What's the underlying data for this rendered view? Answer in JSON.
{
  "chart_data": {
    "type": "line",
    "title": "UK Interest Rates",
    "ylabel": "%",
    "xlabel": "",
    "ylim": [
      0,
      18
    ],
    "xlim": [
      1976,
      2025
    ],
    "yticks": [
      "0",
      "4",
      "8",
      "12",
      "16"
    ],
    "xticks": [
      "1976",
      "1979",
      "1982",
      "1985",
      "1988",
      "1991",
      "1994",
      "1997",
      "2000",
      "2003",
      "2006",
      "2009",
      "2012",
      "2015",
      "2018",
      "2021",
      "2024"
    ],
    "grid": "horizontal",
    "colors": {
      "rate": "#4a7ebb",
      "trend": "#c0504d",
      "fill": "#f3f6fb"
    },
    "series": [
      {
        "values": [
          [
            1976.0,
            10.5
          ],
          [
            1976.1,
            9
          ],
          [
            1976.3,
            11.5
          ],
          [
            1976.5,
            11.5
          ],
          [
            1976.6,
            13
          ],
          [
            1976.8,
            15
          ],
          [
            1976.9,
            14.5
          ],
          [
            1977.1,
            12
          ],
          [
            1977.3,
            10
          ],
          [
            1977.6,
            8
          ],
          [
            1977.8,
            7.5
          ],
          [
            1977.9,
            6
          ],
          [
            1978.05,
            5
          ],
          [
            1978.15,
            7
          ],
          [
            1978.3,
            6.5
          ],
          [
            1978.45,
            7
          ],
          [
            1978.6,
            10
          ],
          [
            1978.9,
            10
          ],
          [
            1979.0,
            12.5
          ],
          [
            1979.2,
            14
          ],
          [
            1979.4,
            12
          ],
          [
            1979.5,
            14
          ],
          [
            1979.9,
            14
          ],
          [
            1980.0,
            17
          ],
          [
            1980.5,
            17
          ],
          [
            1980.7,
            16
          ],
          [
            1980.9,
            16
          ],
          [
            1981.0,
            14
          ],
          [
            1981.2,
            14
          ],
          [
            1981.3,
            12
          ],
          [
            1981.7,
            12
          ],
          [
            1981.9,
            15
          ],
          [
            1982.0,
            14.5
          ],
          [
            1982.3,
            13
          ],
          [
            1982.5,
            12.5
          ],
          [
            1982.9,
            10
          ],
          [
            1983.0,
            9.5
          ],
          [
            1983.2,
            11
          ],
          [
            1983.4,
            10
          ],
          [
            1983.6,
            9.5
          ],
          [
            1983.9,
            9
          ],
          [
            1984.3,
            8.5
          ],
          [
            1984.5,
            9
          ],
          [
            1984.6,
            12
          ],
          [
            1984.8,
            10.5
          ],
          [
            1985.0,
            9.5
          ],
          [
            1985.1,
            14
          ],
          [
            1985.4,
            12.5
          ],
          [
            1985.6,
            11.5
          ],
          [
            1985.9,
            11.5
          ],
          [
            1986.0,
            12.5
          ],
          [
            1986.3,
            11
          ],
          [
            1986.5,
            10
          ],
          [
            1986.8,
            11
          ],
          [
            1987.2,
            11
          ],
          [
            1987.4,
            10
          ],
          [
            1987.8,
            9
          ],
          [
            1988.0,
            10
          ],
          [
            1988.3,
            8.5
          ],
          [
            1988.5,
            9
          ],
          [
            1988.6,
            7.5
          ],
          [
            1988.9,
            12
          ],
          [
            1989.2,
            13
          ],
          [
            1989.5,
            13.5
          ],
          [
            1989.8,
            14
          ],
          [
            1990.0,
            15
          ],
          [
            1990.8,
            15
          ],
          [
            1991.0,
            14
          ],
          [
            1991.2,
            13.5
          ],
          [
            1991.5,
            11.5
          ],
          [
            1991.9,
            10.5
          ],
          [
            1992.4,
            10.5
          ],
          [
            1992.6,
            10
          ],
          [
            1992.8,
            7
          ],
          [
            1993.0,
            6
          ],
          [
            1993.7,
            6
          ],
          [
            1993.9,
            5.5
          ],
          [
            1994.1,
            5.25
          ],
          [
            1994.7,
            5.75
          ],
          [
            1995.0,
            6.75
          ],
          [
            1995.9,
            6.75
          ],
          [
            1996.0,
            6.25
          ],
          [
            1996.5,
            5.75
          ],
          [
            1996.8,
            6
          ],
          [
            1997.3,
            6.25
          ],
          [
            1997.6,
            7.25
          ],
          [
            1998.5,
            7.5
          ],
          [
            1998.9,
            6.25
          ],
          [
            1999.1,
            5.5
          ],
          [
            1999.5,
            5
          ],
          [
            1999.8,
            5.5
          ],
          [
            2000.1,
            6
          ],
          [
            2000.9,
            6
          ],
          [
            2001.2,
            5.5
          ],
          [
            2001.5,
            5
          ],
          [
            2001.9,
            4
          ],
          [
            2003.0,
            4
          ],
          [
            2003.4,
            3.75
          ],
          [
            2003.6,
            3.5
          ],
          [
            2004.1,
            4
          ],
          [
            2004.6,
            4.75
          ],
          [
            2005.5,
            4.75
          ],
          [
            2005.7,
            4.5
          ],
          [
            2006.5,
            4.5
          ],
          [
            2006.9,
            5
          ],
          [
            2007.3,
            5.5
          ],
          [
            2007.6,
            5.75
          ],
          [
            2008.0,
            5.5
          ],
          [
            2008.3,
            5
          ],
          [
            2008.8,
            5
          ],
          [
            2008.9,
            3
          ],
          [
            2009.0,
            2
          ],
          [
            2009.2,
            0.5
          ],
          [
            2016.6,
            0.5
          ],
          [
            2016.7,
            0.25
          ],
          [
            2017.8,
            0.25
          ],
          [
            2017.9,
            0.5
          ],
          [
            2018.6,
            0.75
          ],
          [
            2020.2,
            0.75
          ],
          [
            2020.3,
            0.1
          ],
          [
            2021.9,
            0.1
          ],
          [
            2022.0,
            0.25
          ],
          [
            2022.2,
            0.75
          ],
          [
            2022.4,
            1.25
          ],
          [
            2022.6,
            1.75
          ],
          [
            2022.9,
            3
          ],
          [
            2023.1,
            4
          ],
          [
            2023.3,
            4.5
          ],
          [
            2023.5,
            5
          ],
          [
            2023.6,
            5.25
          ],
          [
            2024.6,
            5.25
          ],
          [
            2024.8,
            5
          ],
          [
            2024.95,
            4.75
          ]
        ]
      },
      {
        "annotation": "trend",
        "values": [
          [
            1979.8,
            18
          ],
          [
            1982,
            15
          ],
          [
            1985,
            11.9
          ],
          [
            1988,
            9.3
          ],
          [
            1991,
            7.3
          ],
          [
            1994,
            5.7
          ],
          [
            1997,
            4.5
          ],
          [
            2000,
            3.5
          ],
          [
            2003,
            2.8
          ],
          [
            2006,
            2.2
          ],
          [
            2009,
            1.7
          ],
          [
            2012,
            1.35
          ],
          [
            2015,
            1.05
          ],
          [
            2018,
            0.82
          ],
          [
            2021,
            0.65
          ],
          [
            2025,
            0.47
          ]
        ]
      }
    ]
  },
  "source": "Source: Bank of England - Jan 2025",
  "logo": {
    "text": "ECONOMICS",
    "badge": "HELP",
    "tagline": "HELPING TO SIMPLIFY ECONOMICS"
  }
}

__BRIEF__
Reproduce the material precisely, including every line.

__RESPONSE TO THE EXERCISE__
What's the underlying data for this rendered view? Answer in JSON.
{
  "chart_data": {
    "type": "line",
    "title": "UK Interest Rates",
    "ylabel": "%",
    "xlabel": "",
    "ylim": [
      0,
      18
    ],
    "xlim": [
      1976,
      2025
    ],
    "yticks": [
      "0",
      "4",
      "8",
      "12",
      "16"
    ],
    "xticks": [
      "1976",
      "1979",
      "1982",
      "1985",
      "1988",
      "1991",
      "1994",
      "1997",
      "2000",
      "2003",
      "2006",
      "2009",
      "2012",
      "2015",
      "2018",
      "2021",
      "2024"
    ],
    "grid": "horizontal",
    "colors": {
      "rate": "#4a7ebb",
      "trend": "#c0504d",
      "fill": "#f3f6fb"
    },
    "series": [
      {
        "values": [
          [
            1976.0,
            10.5
          ],
          [
            1976.1,
            9
          ],
          [
            1976.3,
            11.5
          ],
          [
            1976.5,
            11.5
          ],
          [
            1976.6,
            13
          ],
          [
            1976.8,
            15
          ],
          [
            1976.9,
            14.5
          ],
          [
            1977.1,
            12
          ],
          [
            1977.3,
            10
          ],
          [
            1977.6,
            8
          ],
          [
            1977.8,
            7.5
          ],
          [
            1977.9,
            6
          ],
          [
            1978.05,
            5
          ],
          [
            1978.15,
            7
          ],
          [
            1978.3,
            6.5
          ],
          [
            1978.45,
            7
          ],
          [
            1978.6,
            10
          ],
          [
            1978.9,
            10
          ],
          [
            1979.0,
            12.5
          ],
          [
            1979.2,
            14
          ],
          [
            1979.4,
            12
          ],
          [
            1979.5,
            14
          ],
          [
            1979.9,
            14
          ],
          [
            1980.0,
            17
          ],
          [
            1980.5,
            17
          ],
          [
            1980.7,
            16
          ],
          [
            1980.9,
            16
          ],
          [
            1981.0,
            14
          ],
          [
            1981.2,
            14
          ],
          [
            1981.3,
            12
          ],
          [
            1981.7,
            12
          ],
          [
            1981.9,
            15
          ],
          [
            1982.0,
            14.5
          ],
          [
            1982.3,
            13
          ],
          [
            1982.5,
            12.5
          ],
          [
            1982.9,
            10
          ],
          [
            1983.0,
            9.5
          ],
          [
            1983.2,
            11
          ],
          [
            1983.4,
            10
          ],
          [
            1983.6,
            9.5
          ],
          [
            1983.9,
            9
          ],
          [
            1984.3,
            8.5
          ],
          [
            1984.5,
            9
          ],
          [
            1984.6,
            12
          ],
          [
            1984.8,
            10.5
          ],
          [
            1985.0,
            9.5
          ],
          [
            1985.1,
            14
          ],
          [
            1985.4,
            12.5
          ],
          [
            1985.6,
            11.5
          ],
          [
            1985.9,
            11.5
          ],
          [
            1986.0,
            12.5
          ],
          [
            1986.3,
            11
          ],
          [
            1986.5,
            10
          ],
          [
            1986.8,
            11
          ],
          [
            1987.2,
            11
          ],
          [
            1987.4,
            10
          ],
          [
            1987.8,
            9
          ],
          [
            1988.0,
            10
          ],
          [
            1988.3,
            8.5
          ],
          [
            1988.5,
            9
          ],
          [
            1988.6,
            7.5
          ],
          [
            1988.9,
            12
          ],
          [
            1989.2,
            13
          ],
          [
            1989.5,
            13.5
          ],
          [
            1989.8,
            14
          ],
          [
            1990.0,
            15
          ],
          [
            1990.8,
            15
          ],
          [
            1991.0,
            14
          ],
          [
            1991.2,
            13.5
          ],
          [
            1991.5,
            11.5
          ],
          [
            1991.9,
            10.5
          ],
          [
            1992.4,
            10.5
          ],
          [
            1992.6,
            10
          ],
          [
            1992.8,
            7
          ],
          [
            1993.0,
            6
          ],
          [
            1993.7,
            6
          ],
          [
            1993.9,
            5.5
          ],
          [
            1994.1,
            5.25
          ],
          [
            1994.7,
            5.75
          ],
          [
            1995.0,
            6.75
          ],
          [
            1995.9,
            6.75
          ],
          [
            1996.0,
            6.25
          ],
          [
            1996.5,
            5.75
          ],
          [
            1996.8,
            6
          ],
          [
            1997.3,
            6.25
          ],
          [
            1997.6,
            7.25
          ],
          [
            1998.5,
            7.5
          ],
          [
            1998.9,
            6.25
          ],
          [
            1999.1,
            5.5
          ],
          [
            1999.5,
            5
          ],
          [
            1999.8,
            5.5
          ],
          [
            2000.1,
            6
          ],
          [
            2000.9,
            6
          ],
          [
            2001.2,
            5.5
          ],
          [
            2001.5,
            5
          ],
          [
            2001.9,
            4
          ],
          [
            2003.0,
            4
          ],
          [
            2003.4,
            3.75
          ],
          [
            2003.6,
            3.5
          ],
          [
            2004.1,
            4
          ],
          [
            2004.6,
            4.75
          ],
          [
            2005.5,
            4.75
          ],
          [
            2005.7,
            4.5
          ],
          [
            2006.5,
            4.5
          ],
          [
            2006.9,
            5
          ],
          [
            2007.3,
            5.5
          ],
          [
            2007.6,
            5.75
          ],
          [
            2008.0,
            5.5
          ],
          [
            2008.3,
            5
          ],
          [
            2008.8,
            5
          ],
          [
            2008.9,
            3
          ],
          [
            2009.0,
            2
          ],
          [
            2009.2,
            0.5
          ],
          [
            2016.6,
            0.5
          ],
          [
            2016.7,
            0.25
          ],
          [
            2017.8,
            0.25
          ],
          [
            2017.9,
            0.5
          ],
          [
            2018.6,
            0.75
          ],
          [
            2020.2,
            0.75
          ],
          [
            2020.3,
            0.1
          ],
          [
            2021.9,
            0.1
          ],
          [
            2022.0,
            0.25
          ],
          [
            2022.2,
            0.75
          ],
          [
            2022.4,
            1.25
          ],
          [
            2022.6,
            1.75
          ],
          [
            2022.9,
            3
          ],
          [
            2023.1,
            4
          ],
          [
            2023.3,
            4.5
          ],
          [
            2023.5,
            5
          ],
          [
            2023.6,
            5.25
          ],
          [
            2024.6,
            5.25
          ],
          [
            2024.8,
            5
          ],
          [
            2024.95,
            4.75
          ]
        ]
      },
      {
        "annotation": "trend",
        "values": [
          [
            1979.8,
            18
          ],
          [
            1982,
            15
          ],
          [
            1985,
            11.9
          ],
          [
            1988,
            9.3
          ],
          [
            1991,
            7.3
          ],
          [
            1994,
            5.7
          ],
          [
            1997,
            4.5
          ],
          [
            2000,
            3.5
          ],
          [
            2003,
            2.8
          ],
          [
            2006,
            2.2
          ],
          [
            2009,
            1.7
          ],
          [
            2012,
            1.35
          ],
          [
            2015,
            1.05
          ],
          [
            2018,
            0.82
          ],
          [
            2021,
            0.65
          ],
          [
            2025,
            0.47
          ]
        ]
      }
    ]
  },
  "source": "Source: Bank of England - Jan 2025",
  "logo": {
    "text": "ECONOMICS",
    "badge": "HELP",
    "tagline": "HELPING TO SIMPLIFY ECONOMICS"
  }
}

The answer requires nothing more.